(Data extracted from a collection)
• • • • •

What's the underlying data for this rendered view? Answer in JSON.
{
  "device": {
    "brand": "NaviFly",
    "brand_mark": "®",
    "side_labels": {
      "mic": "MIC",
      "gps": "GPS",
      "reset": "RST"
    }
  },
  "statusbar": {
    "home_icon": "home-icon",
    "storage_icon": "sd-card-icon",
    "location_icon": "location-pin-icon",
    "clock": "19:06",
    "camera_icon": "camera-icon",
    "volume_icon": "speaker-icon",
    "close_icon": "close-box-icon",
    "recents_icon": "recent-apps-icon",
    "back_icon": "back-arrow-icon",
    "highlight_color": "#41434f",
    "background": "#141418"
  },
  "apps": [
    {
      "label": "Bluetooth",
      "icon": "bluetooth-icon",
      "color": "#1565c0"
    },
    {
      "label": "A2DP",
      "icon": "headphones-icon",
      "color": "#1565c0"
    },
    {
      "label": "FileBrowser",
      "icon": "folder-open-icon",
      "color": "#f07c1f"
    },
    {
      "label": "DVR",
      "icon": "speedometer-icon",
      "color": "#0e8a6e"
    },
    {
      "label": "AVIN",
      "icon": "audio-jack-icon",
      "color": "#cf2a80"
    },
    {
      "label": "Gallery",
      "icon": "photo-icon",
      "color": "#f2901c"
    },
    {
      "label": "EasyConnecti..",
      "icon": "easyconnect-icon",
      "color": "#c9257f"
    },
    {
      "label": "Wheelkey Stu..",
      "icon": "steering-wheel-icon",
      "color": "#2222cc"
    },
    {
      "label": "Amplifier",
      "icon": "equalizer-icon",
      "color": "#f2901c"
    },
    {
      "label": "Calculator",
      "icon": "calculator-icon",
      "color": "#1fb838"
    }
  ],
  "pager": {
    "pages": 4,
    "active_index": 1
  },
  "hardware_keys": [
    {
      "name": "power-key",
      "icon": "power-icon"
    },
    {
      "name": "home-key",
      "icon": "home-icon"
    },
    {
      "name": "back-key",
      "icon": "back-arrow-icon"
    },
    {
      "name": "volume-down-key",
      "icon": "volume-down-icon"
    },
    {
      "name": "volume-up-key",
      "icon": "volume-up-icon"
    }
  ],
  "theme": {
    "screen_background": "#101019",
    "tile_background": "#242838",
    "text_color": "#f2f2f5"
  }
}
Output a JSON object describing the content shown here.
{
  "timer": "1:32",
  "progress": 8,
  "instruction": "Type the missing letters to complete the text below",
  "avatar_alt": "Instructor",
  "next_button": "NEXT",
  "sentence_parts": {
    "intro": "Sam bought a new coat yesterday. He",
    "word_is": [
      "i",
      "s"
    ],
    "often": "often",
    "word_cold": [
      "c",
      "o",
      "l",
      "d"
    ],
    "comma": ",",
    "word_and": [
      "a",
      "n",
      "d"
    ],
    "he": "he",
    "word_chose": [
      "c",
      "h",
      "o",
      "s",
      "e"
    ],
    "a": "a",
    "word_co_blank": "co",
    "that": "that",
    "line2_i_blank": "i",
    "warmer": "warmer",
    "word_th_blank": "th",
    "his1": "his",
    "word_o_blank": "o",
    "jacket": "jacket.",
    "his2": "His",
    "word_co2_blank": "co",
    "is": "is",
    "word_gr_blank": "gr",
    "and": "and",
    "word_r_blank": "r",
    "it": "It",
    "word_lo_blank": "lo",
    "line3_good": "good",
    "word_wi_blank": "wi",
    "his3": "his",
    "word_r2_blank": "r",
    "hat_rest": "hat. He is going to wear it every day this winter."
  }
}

• • • • •

The task → Output each record exactly, leaving nothing out.

Finished answer →
What's the underlying data for this rendered view? Answer in JSON.
{
  "device": {
    "brand": "NaviFly",
    "brand_mark": "®",
    "side_labels": {
      "mic": "MIC",
      "gps": "GPS",
      "reset": "RST"
    }
  },
  "statusbar": {
    "home_icon": "home-icon",
    "storage_icon": "sd-card-icon",
    "location_icon": "location-pin-icon",
    "clock": "19:06",
    "camera_icon": "camera-icon",
    "volume_icon": "speaker-icon",
    "close_icon": "close-box-icon",
    "recents_icon": "recent-apps-icon",
    "back_icon": "back-arrow-icon",
    "highlight_color": "#41434f",
    "background": "#141418"
  },
  "apps": [
    {
      "label": "Bluetooth",
      "icon": "bluetooth-icon",
      "color": "#1565c0"
    },
    {
      "label": "A2DP",
      "icon": "headphones-icon",
      "color": "#1565c0"
    },
    {
      "label": "FileBrowser",
      "icon": "folder-open-icon",
      "color": "#f07c1f"
    },
    {
      "label": "DVR",
      "icon": "speedometer-icon",
      "color": "#0e8a6e"
    },
    {
      "label": "AVIN",
      "icon": "audio-jack-icon",
      "color": "#cf2a80"
    },
    {
      "label": "Gallery",
      "icon": "photo-icon",
      "color": "#f2901c"
    },
    {
      "label": "EasyConnecti..",
      "icon": "easyconnect-icon",
      "color": "#c9257f"
    },
    {
      "label": "Wheelkey Stu..",
      "icon": "steering-wheel-icon",
      "color": "#2222cc"
    },
    {
      "label": "Amplifier",
      "icon": "equalizer-icon",
      "color": "#f2901c"
    },
    {
      "label": "Calculator",
      "icon": "calculator-icon",
      "color": "#1fb838"
    }
  ],
  "pager": {
    "pages": 4,
    "active_index": 1
  },
  "hardware_keys": [
    {
      "name": "power-key",
      "icon": "power-icon"
    },
    {
      "name": "home-key",
      "icon": "home-icon"
    },
    {
      "name": "back-key",
      "icon": "back-arrow-icon"
    },
    {
      "name": "volume-down-key",
      "icon": "volume-down-icon"
    },
    {
      "name": "volume-up-key",
      "icon": "volume-up-icon"
    }
  ],
  "theme": {
    "screen_background": "#101019",
    "tile_background": "#242838",
    "text_color": "#f2f2f5"
  }
}
Output a JSON object describing the content shown here.
{
  "timer": "1:32",
  "progress": 8,
  "instruction": "Type the missing letters to complete the text below",
  "avatar_alt": "Instructor",
  "next_button": "NEXT",
  "sentence_parts": {
    "intro": "Sam bought a new coat yesterday. He",
    "word_is": [
      "i",
      "s"
    ],
    "often": "often",
    "word_cold": [
      "c",
      "o",
      "l",
      "d"
    ],
    "comma": ",",
    "word_and": [
      "a",
      "n",
      "d"
    ],
    "he": "he",
    "word_chose": [
      "c",
      "h",
      "o",
      "s",
      "e"
    ],
    "a": "a",
    "word_co_blank": "co",
    "that": "that",
    "line2_i_blank": "i",
    "warmer": "warmer",
    "word_th_blank": "th",
    "his1": "his",
    "word_o_blank": "o",
    "jacket": "jacket.",
    "his2": "His",
    "word_co2_blank": "co",
    "is": "is",
    "word_gr_blank": "gr",
    "and": "and",
    "word_r_blank": "r",
    "it": "It",
    "word_lo_blank": "lo",
    "line3_good": "good",
    "word_wi_blank": "wi",
    "his3": "his",
    "word_r2_blank": "r",
    "hat_rest": "hat. He is going to wear it every day this winter."
  }
}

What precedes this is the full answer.